- _Task prompt_: Print the entries below word for word; the pictures stay out of your copy.

-- Begin Given records --

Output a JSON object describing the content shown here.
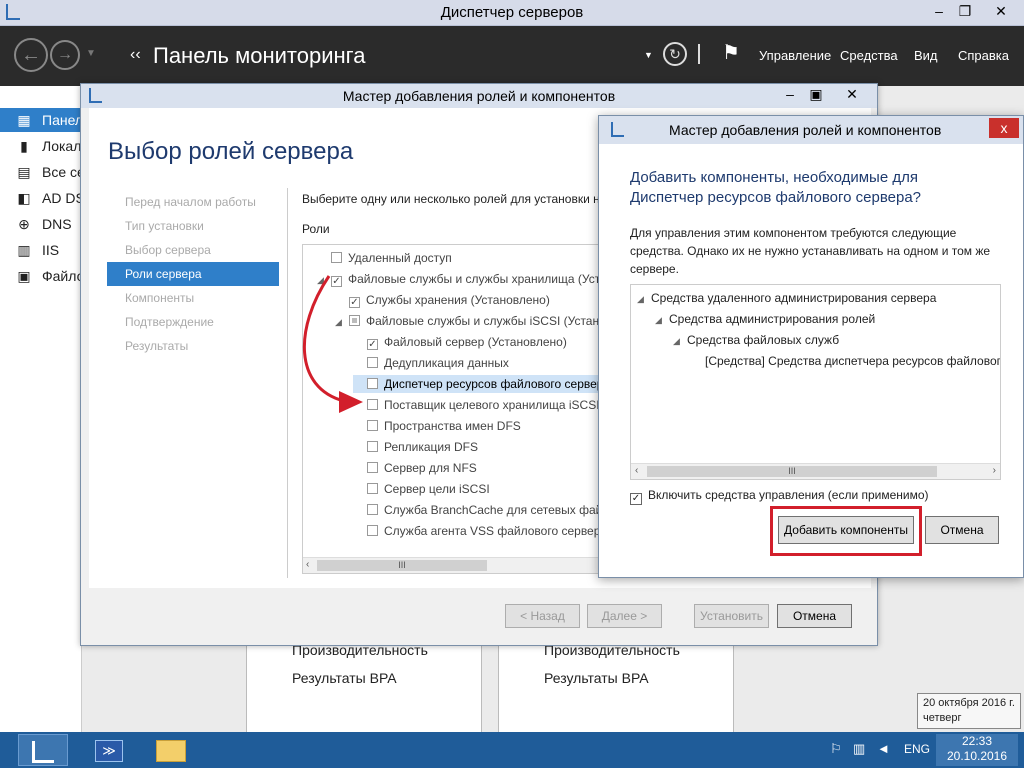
{
  "server_manager": {
    "title": "Диспетчер серверов",
    "header_title": "Панель мониторинга",
    "header_prefix": "‹‹",
    "menu": [
      "Управление",
      "Средства",
      "Вид",
      "Справка"
    ],
    "sidebar": [
      {
        "label": "Панель",
        "icon": "dashboard-icon",
        "glyph": "▦",
        "active": true
      },
      {
        "label": "Локал",
        "icon": "local-server-icon",
        "glyph": "▮"
      },
      {
        "label": "Все се",
        "icon": "all-servers-icon",
        "glyph": "▤"
      },
      {
        "label": "AD DS",
        "icon": "ad-ds-icon",
        "glyph": "◧"
      },
      {
        "label": "DNS",
        "icon": "dns-icon",
        "glyph": "⊕"
      },
      {
        "label": "IIS",
        "icon": "iis-icon",
        "glyph": "▥"
      },
      {
        "label": "Файло",
        "icon": "file-services-icon",
        "glyph": "▣"
      }
    ],
    "tiles": [
      {
        "performance": "Производительность",
        "bpa": "Результаты BPA"
      },
      {
        "performance": "Производительность",
        "bpa": "Результаты BPA"
      }
    ]
  },
  "wizard": {
    "title": "Мастер добавления ролей и компонентов",
    "heading": "Выбор ролей сервера",
    "steps": [
      {
        "label": "Перед началом работы",
        "active": false
      },
      {
        "label": "Тип установки",
        "active": false
      },
      {
        "label": "Выбор сервера",
        "active": false
      },
      {
        "label": "Роли сервера",
        "active": true
      },
      {
        "label": "Компоненты",
        "active": false
      },
      {
        "label": "Подтверждение",
        "active": false
      },
      {
        "label": "Результаты",
        "active": false
      }
    ],
    "description": "Выберите одну или несколько ролей для установки на",
    "roles_label": "Роли",
    "roles": [
      {
        "label": "Удаленный доступ",
        "checked": false,
        "indent": 0,
        "expand": ""
      },
      {
        "label": "Файловые службы и службы хранилища (Устан",
        "checked": true,
        "indent": 0,
        "expand": "◢"
      },
      {
        "label": "Службы хранения (Установлено)",
        "checked": true,
        "indent": 1,
        "expand": ""
      },
      {
        "label": "Файловые службы и службы iSCSI (Устан",
        "checked": "partial",
        "indent": 1,
        "expand": "◢"
      },
      {
        "label": "Файловый сервер (Установлено)",
        "checked": true,
        "indent": 2,
        "expand": ""
      },
      {
        "label": "Дедупликация данных",
        "checked": false,
        "indent": 2,
        "expand": ""
      },
      {
        "label": "Диспетчер ресурсов файлового сервер",
        "checked": false,
        "indent": 2,
        "expand": "",
        "highlight": true
      },
      {
        "label": "Поставщик целевого хранилища iSCSI (",
        "checked": false,
        "indent": 2,
        "expand": ""
      },
      {
        "label": "Пространства имен DFS",
        "checked": false,
        "indent": 2,
        "expand": ""
      },
      {
        "label": "Репликация DFS",
        "checked": false,
        "indent": 2,
        "expand": ""
      },
      {
        "label": "Сервер для NFS",
        "checked": false,
        "indent": 2,
        "expand": ""
      },
      {
        "label": "Сервер цели iSCSI",
        "checked": false,
        "indent": 2,
        "expand": ""
      },
      {
        "label": "Служба BranchCache для сетевых файло",
        "checked": false,
        "indent": 2,
        "expand": ""
      },
      {
        "label": "Служба агента VSS файлового сервера",
        "checked": false,
        "indent": 2,
        "expand": ""
      }
    ],
    "buttons": {
      "back": "< Назад",
      "next": "Далее >",
      "install": "Установить",
      "cancel": "Отмена"
    }
  },
  "dialog": {
    "title": "Мастер добавления ролей и компонентов",
    "close": "x",
    "heading": "Добавить компоненты, необходимые для Диспетчер ресурсов файлового сервера?",
    "description": "Для управления этим компонентом требуются следующие средства. Однако их не нужно устанавливать на одном и том же сервере.",
    "tree": [
      {
        "label": "Средства удаленного администрирования сервера",
        "indent": 0,
        "expand": "◢"
      },
      {
        "label": "Средства администрирования ролей",
        "indent": 1,
        "expand": "◢"
      },
      {
        "label": "Средства файловых служб",
        "indent": 2,
        "expand": "◢"
      },
      {
        "label": "[Средства] Средства диспетчера ресурсов файлового",
        "indent": 3,
        "expand": ""
      }
    ],
    "include_tools": "Включить средства управления (если применимо)",
    "include_checked": true,
    "add_button": "Добавить компоненты",
    "cancel_button": "Отмена"
  },
  "taskbar": {
    "language": "ENG",
    "time": "22:33",
    "date": "20.10.2016",
    "tooltip_date": "20 октября 2016 г.",
    "tooltip_day": "четверг"
  },
  "colors": {
    "accent": "#2f7fc9",
    "highlight_red": "#d21f2b",
    "taskbar": "#1f5c99"
  }
}
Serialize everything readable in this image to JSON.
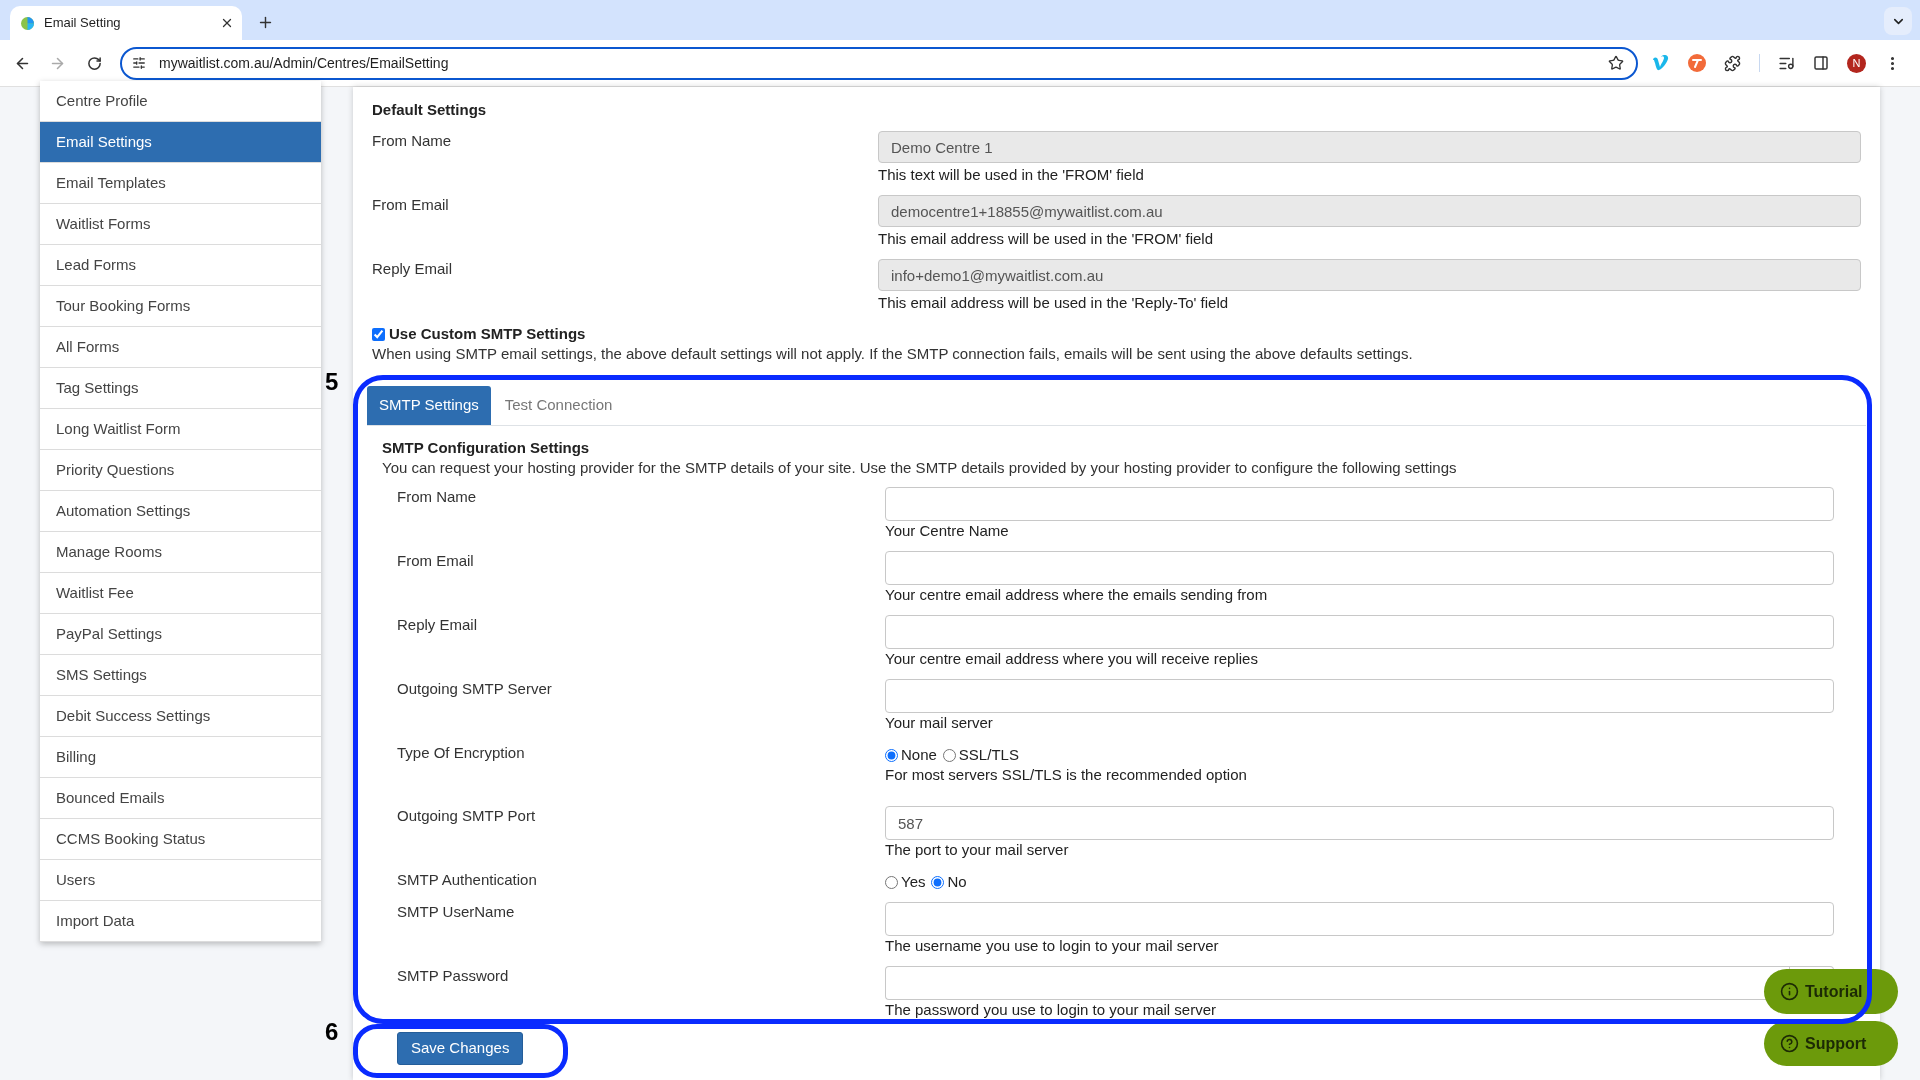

-- End Given records --

- _Solution to this problem_:
Output a JSON object describing the content shown here.
{
  "server_manager": {
    "title": "Диспетчер серверов",
    "header_title": "Панель мониторинга",
    "header_prefix": "‹‹",
    "menu": [
      "Управление",
      "Средства",
      "Вид",
      "Справка"
    ],
    "sidebar": [
      {
        "label": "Панель",
        "icon": "dashboard-icon",
        "glyph": "▦",
        "active": true
      },
      {
        "label": "Локал",
        "icon": "local-server-icon",
        "glyph": "▮"
      },
      {
        "label": "Все се",
        "icon": "all-servers-icon",
        "glyph": "▤"
      },
      {
        "label": "AD DS",
        "icon": "ad-ds-icon",
        "glyph": "◧"
      },
      {
        "label": "DNS",
        "icon": "dns-icon",
        "glyph": "⊕"
      },
      {
        "label": "IIS",
        "icon": "iis-icon",
        "glyph": "▥"
      },
      {
        "label": "Файло",
        "icon": "file-services-icon",
        "glyph": "▣"
      }
    ],
    "tiles": [
      {
        "performance": "Производительность",
        "bpa": "Результаты BPA"
      },
      {
        "performance": "Производительность",
        "bpa": "Результаты BPA"
      }
    ]
  },
  "wizard": {
    "title": "Мастер добавления ролей и компонентов",
    "heading": "Выбор ролей сервера",
    "steps": [
      {
        "label": "Перед началом работы",
        "active": false
      },
      {
        "label": "Тип установки",
        "active": false
      },
      {
        "label": "Выбор сервера",
        "active": false
      },
      {
        "label": "Роли сервера",
        "active": true
      },
      {
        "label": "Компоненты",
        "active": false
      },
      {
        "label": "Подтверждение",
        "active": false
      },
      {
        "label": "Результаты",
        "active": false
      }
    ],
    "description": "Выберите одну или несколько ролей для установки на",
    "roles_label": "Роли",
    "roles": [
      {
        "label": "Удаленный доступ",
        "checked": false,
        "indent": 0,
        "expand": ""
      },
      {
        "label": "Файловые службы и службы хранилища (Устан",
        "checked": true,
        "indent": 0,
        "expand": "◢"
      },
      {
        "label": "Службы хранения (Установлено)",
        "checked": true,
        "indent": 1,
        "expand": ""
      },
      {
        "label": "Файловые службы и службы iSCSI (Устан",
        "checked": "partial",
        "indent": 1,
        "expand": "◢"
      },
      {
        "label": "Файловый сервер (Установлено)",
        "checked": true,
        "indent": 2,
        "expand": ""
      },
      {
        "label": "Дедупликация данных",
        "checked": false,
        "indent": 2,
        "expand": ""
      },
      {
        "label": "Диспетчер ресурсов файлового сервер",
        "checked": false,
        "indent": 2,
        "expand": "",
        "highlight": true
      },
      {
        "label": "Поставщик целевого хранилища iSCSI (",
        "checked": false,
        "indent": 2,
        "expand": ""
      },
      {
        "label": "Пространства имен DFS",
        "checked": false,
        "indent": 2,
        "expand": ""
      },
      {
        "label": "Репликация DFS",
        "checked": false,
        "indent": 2,
        "expand": ""
      },
      {
        "label": "Сервер для NFS",
        "checked": false,
        "indent": 2,
        "expand": ""
      },
      {
        "label": "Сервер цели iSCSI",
        "checked": false,
        "indent": 2,
        "expand": ""
      },
      {
        "label": "Служба BranchCache для сетевых файло",
        "checked": false,
        "indent": 2,
        "expand": ""
      },
      {
        "label": "Служба агента VSS файлового сервера",
        "checked": false,
        "indent": 2,
        "expand": ""
      }
    ],
    "buttons": {
      "back": "< Назад",
      "next": "Далее >",
      "install": "Установить",
      "cancel": "Отмена"
    }
  },
  "dialog": {
    "title": "Мастер добавления ролей и компонентов",
    "close": "x",
    "heading": "Добавить компоненты, необходимые для Диспетчер ресурсов файлового сервера?",
    "description": "Для управления этим компонентом требуются следующие средства. Однако их не нужно устанавливать на одном и том же сервере.",
    "tree": [
      {
        "label": "Средства удаленного администрирования сервера",
        "indent": 0,
        "expand": "◢"
      },
      {
        "label": "Средства администрирования ролей",
        "indent": 1,
        "expand": "◢"
      },
      {
        "label": "Средства файловых служб",
        "indent": 2,
        "expand": "◢"
      },
      {
        "label": "[Средства] Средства диспетчера ресурсов файлового",
        "indent": 3,
        "expand": ""
      }
    ],
    "include_tools": "Включить средства управления (если применимо)",
    "include_checked": true,
    "add_button": "Добавить компоненты",
    "cancel_button": "Отмена"
  },
  "taskbar": {
    "language": "ENG",
    "time": "22:33",
    "date": "20.10.2016",
    "tooltip_date": "20 октября 2016 г.",
    "tooltip_day": "четверг"
  },
  "colors": {
    "accent": "#2f7fc9",
    "highlight_red": "#d21f2b",
    "taskbar": "#1f5c99"
  }
}
Serialize everything readable in this image to JSON.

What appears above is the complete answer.